* **AIM**
Locate each line below that includes "name" and reproduce it.

* **ITEMS**
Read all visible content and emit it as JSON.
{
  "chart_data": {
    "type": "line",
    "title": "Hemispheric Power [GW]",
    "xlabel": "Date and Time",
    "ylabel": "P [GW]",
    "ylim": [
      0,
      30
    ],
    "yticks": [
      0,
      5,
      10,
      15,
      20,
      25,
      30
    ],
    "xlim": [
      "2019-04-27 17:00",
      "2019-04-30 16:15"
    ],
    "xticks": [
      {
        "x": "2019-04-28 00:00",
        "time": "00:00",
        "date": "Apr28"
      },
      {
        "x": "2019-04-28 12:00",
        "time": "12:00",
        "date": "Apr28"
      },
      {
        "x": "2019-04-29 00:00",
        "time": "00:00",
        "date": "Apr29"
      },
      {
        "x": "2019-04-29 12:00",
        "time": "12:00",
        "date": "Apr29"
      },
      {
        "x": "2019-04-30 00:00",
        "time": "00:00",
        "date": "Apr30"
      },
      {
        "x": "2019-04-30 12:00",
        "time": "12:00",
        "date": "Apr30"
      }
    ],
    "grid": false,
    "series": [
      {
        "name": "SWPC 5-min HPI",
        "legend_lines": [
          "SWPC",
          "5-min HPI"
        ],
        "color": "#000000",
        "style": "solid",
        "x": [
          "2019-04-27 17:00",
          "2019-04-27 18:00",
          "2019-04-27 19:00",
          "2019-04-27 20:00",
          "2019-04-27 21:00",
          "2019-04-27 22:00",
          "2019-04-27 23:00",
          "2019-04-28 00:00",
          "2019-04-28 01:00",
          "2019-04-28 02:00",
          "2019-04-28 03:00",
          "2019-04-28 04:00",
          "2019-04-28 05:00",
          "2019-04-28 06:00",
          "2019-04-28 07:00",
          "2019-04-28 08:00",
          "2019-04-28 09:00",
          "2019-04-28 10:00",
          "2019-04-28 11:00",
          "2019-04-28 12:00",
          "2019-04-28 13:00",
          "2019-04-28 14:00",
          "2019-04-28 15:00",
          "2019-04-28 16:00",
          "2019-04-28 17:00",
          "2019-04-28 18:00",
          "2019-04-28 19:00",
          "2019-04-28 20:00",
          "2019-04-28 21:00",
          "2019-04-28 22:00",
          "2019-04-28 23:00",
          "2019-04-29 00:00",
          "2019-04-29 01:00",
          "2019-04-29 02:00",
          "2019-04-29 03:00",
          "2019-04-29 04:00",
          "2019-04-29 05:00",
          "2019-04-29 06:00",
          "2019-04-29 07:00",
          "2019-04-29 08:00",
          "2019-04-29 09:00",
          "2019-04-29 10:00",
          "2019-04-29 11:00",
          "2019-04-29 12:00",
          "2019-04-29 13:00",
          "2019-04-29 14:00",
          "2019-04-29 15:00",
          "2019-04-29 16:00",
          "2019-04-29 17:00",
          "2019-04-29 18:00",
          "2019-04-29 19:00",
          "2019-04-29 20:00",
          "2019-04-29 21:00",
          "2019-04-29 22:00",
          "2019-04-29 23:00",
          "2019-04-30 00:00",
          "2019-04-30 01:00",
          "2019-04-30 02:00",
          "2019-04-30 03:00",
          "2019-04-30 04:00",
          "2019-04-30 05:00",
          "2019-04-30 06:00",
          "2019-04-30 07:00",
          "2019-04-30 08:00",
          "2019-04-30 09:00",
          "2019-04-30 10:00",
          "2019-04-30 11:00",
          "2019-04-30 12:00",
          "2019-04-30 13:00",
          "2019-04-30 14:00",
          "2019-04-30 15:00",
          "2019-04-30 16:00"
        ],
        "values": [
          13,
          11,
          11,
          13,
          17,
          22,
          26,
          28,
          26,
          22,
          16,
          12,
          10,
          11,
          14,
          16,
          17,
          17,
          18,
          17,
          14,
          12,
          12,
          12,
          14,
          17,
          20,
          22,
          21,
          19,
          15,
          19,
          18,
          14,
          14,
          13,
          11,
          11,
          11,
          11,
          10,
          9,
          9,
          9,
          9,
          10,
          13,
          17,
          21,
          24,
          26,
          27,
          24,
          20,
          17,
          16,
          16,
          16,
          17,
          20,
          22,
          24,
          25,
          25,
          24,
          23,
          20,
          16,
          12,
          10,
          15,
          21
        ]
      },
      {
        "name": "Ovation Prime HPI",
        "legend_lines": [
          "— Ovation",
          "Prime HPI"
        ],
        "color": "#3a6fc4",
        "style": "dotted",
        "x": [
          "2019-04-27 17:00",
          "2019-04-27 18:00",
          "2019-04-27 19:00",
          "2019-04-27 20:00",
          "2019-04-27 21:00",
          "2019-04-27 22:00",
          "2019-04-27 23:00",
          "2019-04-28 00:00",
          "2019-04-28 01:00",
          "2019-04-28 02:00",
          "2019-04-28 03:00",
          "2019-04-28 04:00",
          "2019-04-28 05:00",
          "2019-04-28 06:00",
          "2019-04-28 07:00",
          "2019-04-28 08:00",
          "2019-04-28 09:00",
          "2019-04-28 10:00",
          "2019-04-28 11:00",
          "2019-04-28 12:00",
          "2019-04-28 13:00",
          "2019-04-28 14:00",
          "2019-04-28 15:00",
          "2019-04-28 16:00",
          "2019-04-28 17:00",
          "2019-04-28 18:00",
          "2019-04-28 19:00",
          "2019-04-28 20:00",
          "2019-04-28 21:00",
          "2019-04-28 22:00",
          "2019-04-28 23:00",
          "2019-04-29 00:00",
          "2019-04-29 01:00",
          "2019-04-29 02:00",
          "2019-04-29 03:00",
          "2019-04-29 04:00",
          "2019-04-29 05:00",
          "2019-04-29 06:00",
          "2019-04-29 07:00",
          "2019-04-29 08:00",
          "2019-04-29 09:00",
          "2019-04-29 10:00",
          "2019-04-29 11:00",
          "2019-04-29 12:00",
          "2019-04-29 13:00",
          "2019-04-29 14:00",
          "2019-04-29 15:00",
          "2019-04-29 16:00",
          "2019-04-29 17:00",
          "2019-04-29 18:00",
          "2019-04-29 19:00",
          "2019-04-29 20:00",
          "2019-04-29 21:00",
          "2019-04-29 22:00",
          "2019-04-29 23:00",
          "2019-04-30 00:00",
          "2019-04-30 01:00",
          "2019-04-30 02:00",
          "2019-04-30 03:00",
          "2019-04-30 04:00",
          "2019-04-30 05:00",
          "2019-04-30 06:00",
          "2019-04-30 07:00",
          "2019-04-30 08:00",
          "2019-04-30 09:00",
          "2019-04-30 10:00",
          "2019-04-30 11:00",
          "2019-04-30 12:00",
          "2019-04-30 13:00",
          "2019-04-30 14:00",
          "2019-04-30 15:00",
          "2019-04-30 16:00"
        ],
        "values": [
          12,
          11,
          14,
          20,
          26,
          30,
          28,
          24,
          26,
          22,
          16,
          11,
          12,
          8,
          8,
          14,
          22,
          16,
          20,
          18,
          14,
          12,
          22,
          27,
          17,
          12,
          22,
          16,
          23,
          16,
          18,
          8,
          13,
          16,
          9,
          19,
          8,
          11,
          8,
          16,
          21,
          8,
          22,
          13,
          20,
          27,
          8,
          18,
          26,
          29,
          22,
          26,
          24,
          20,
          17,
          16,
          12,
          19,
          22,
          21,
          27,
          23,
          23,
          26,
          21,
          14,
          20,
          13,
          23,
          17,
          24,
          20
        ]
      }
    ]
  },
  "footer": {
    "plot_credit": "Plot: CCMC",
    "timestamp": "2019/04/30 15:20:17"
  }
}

* **EXERCISE ANSWER**
        "name": "SWPC 5-min HPI",
        "name": "Ovation Prime HPI",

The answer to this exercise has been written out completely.